_Given passage:_
- - - -

What Hazrat Imran Khan is not? The immortal letter by Shafqat Mahmood – by Riaz Malik Hajjaji
Dear readers, I want to express my appreciation to the PTI Information secretary, Mr. Shafqat Mahmood for his brilliant deconstruction and dismantling (What Imran Khan is not ) of the rubbish post by Saroop Ijaz called “The lies and triangulations of Imran Khan“.
For those of you who don’t know about this brilliant man of integrity, Mr. Shafqat Mahmood has been (in spirit) with the PTI since 712 AD when the party first came into being. As Mohammad bin Qasim and his pious army of Adverturous Arab Activists were drilling Islam into the heathen souls of Sindh O Hindh, the ghosts of Jinnah, Iqbal, HIK (Hazrat Imran Khan) and Hazrat Zaid Hamid looked on approvingly from the heavens. Chacha Morpheus (General Hamid Gul) shed tears of joy which the Sahaba converted to rain and the rest as they say is history.
From these mists of Islamic Times sprung forth the party of Justice, the PTI and along with HIK, comrade Shafqat was amongst the most loyal supporters of its cause. In his brilliant deconstruction, Shafqat Sahib stays clear of all Zionist imperialist extra-Judicial tactics such as “arguements”, “logic”, “rationale”, “context” and “counter arguments”. Instead he adopts the pure Islamic tactic of Caliph Yazeed and skewers liberal fascist Saroop Ijaz not on what he wrote but what he did not.
Ladies and gentleman, look at Shafqat’s brilliance. Like the title of his brilliant letter, his content can also be summarized by “What Saroop Did NOT Write!”. And therin lies his brilliance. Like a brilliant hockey player, he deflects the scocery of logic that was Saroop’s original article and attacks him on things that he never wrote. Zabardast. Like a true PTIian, he never gets into specfics but pulverizes Saroop with grand sounding rhetoric and vague generalities. This is the only way one can deal with them. This is the same way that HIK dealt with liberal fascist Pervaiz Hoodhoy and instead of responding directly to the questions of the Zionist Imperialist Extra Judicial Neocon Scientist Pervaiz Hoodbhoy ( who is also a sympathizer of Rafzi-Qadian lobbies), HIK took the conversation in to a tangent. The old heathen Left might refer to this tactic as RED BAITING but the new Islamic Left, which is obviously correct, will refer to this ploy by HIK as anti-imperialism.

- - - -

_Information supplied:_
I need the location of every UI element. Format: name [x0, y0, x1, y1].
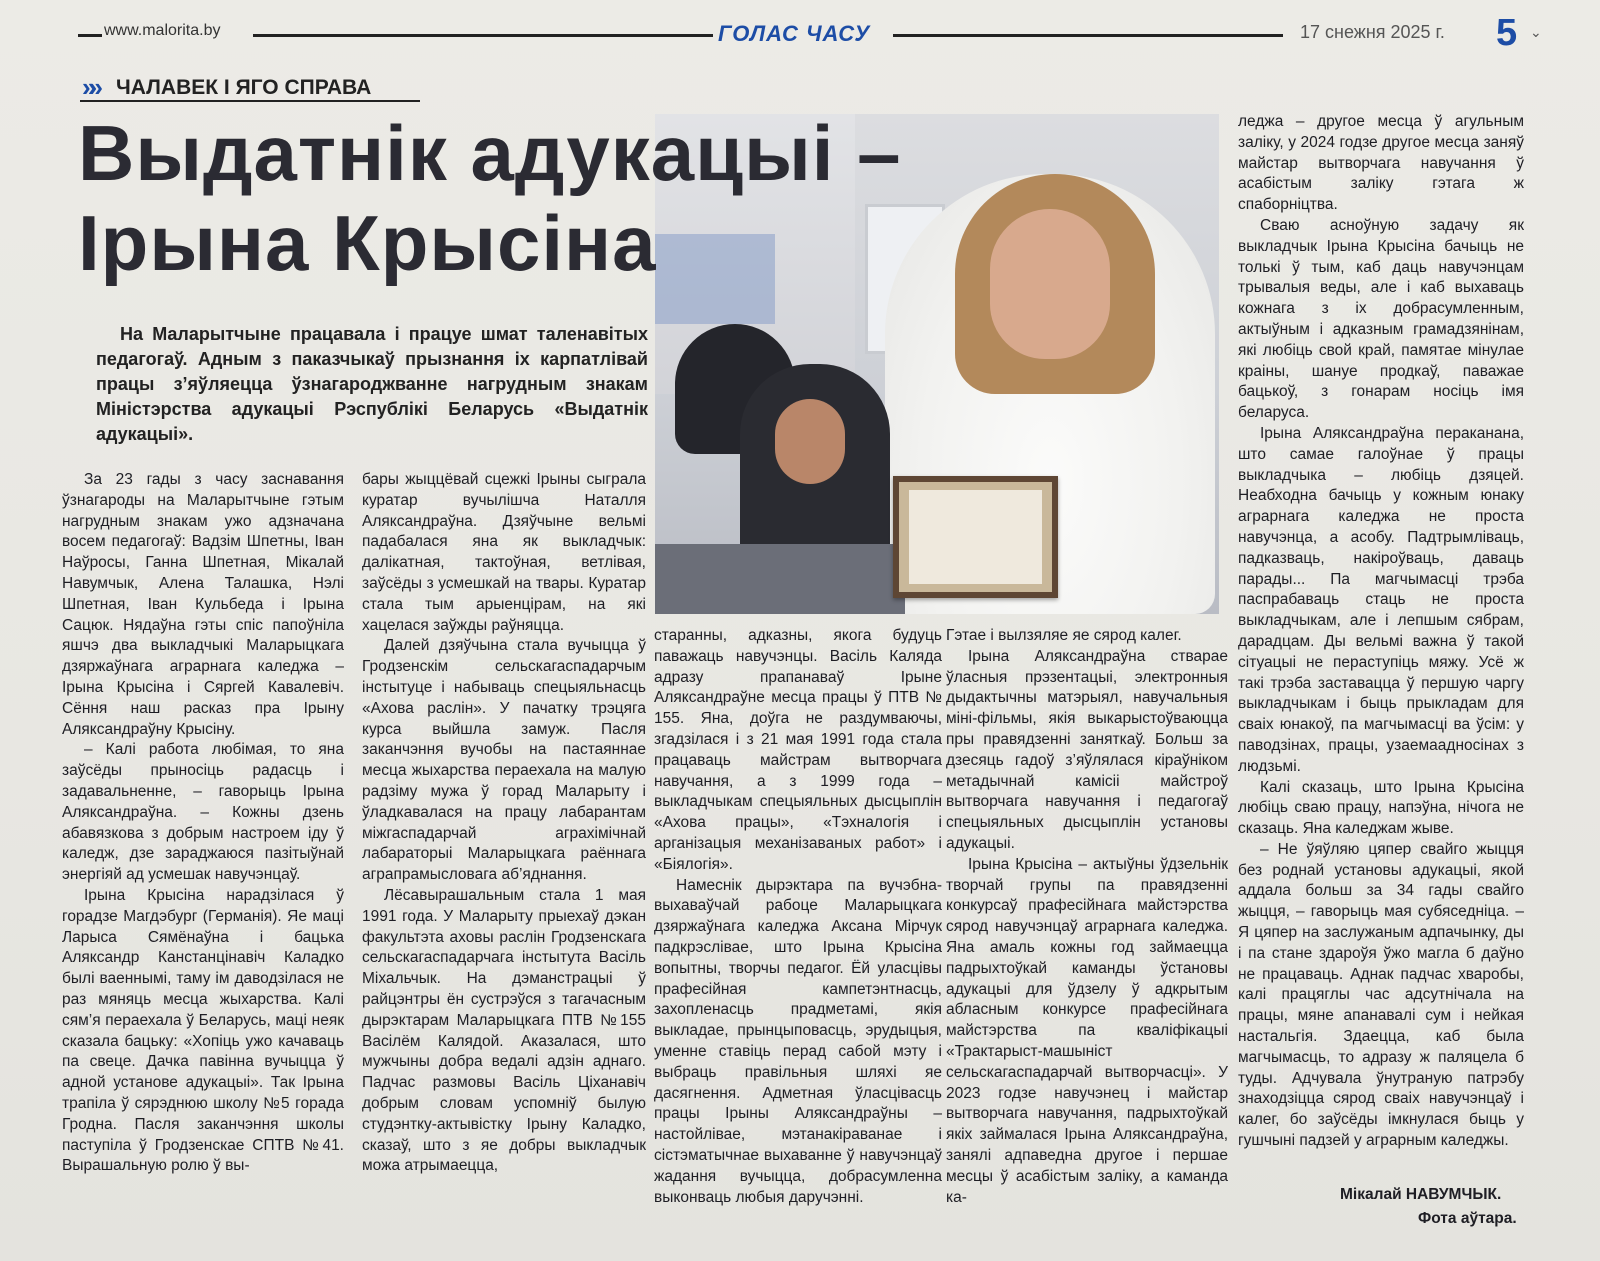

- - - -

_Stated goal A:_ Check each statement below against the post about Shafqat Mahmood's letter. For each one, answer yes or no and quote the words of the post that decide it. (i) The post calls Shafqat Mahmood the PTI Information secretary. (ii) The post says Shafqat Mahmood answers Saroop Ijaz with specific points. (iii) The post identifies Chacha Morpheus as General Hamid Gul.
_Stated goal B:_ Write the next part of the post about Shafqat Mahmood's letter, picking up after its final sentence.

_Output A:_
(i) Yes: "the PTI Information secretary, Mr. Shafqat Mahmood"
(ii) No: "he never gets into specfics but pulverizes Saroop with grand sounding rhetoric and vague generalities"
(iii) Yes: "Chacha Morpheus (General Hamid Gul)"

_Output B:_
This is the brilliance of PTI discourse. Everyone knows that Imran Khan does not agree with the militant discourse of Taliban and Sipah Sababa. That is why he denies their crimes and supports their cause in Difa-e-Pakistan. That is why he shares the idoelogy of these pious Islamo Marxist pacifists. That is why he presents them as victims and never as perpetrators. For those silly people who don’t understand what I am saying, it is called Tactic of Dissumulation. Never say in front of the enemy what is in your heart. Just indicate it through your actions and deeds. Subhanallah!
I love the way that Shafqat aligns Saroop with the violence that has been perpetrated by drones on such great Pakistanis like Arab Pakistani, Abu Mustafa Yazeed and Uzbek Pakistani Tahir Yashuldev. I have written in greater detail on this in one of my masterpieces which I humbly submit to the PTI anthology. Coming back to Saroop, he belongs to the same tribe as NFP, LUBP, Marvi Sirmed, Dr. Taqi, Professor Hoodbhoy, Kalidas Shrivastrum (aka Kamran Shafi) and Jaganath Langostein (aka Jonathan Landey).
These trillionaire liberal fascists are at the interconnecting hub of the network of militias that has killed zillions of people in the muslim ummah. These miitias include Lashkar-e-Shehzan (Qadian), Harkat ul Jafaria (Rafzi), Sipah-e-Isa (Curranta), BBRM (Baloch Bombers of RAW Mothers), Jaish-e-Ram (Hindu), LOL (Lyari O Larkana), BKL (Bacha Khan League) and LFL (Liberal Fascist League). This is the “rare liberals” to whom Shafqat is referring to and I have exposed them and their nexus of militias even further. That is why HIK politely refers to such people as “SCUM” and has always worked to bring Rafzis and Sipah-e-Sahaba together so that the former always stay in the crosshairs of the latter.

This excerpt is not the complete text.